'''

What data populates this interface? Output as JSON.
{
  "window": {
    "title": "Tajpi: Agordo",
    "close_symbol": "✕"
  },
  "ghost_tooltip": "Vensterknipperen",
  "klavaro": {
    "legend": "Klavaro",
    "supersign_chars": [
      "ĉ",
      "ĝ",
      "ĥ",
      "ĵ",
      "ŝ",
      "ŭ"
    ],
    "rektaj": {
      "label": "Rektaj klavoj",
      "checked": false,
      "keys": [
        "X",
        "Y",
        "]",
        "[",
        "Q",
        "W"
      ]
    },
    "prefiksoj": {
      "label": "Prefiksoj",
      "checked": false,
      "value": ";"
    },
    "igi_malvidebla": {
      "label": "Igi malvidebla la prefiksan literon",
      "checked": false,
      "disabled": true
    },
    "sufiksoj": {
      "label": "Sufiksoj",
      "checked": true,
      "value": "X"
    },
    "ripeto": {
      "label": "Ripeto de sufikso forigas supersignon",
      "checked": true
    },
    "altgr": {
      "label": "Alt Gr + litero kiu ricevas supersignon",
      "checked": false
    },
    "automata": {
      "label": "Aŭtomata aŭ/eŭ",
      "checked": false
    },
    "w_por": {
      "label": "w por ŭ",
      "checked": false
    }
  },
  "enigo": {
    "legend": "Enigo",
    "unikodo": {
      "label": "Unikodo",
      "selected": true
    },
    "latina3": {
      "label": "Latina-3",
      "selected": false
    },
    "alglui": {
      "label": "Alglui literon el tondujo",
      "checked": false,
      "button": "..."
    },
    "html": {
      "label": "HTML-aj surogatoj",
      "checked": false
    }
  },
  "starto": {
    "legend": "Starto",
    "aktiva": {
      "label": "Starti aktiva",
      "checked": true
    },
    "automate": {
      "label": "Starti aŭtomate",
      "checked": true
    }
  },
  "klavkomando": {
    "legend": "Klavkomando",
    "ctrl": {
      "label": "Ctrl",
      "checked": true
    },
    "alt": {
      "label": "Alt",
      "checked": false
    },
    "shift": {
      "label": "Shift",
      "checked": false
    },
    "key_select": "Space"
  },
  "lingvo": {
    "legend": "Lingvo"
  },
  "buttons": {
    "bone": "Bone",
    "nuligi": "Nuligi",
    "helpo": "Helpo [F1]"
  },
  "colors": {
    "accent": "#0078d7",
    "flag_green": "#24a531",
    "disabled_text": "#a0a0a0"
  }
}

'''

● **WHAT THE TASK REQUIRES**
From the entries above, copy each line holding "Starti".

● **ANSWER TO THE EXERCISE**
      "label": "Starti aktiva",
      "label": "Starti aŭtomate",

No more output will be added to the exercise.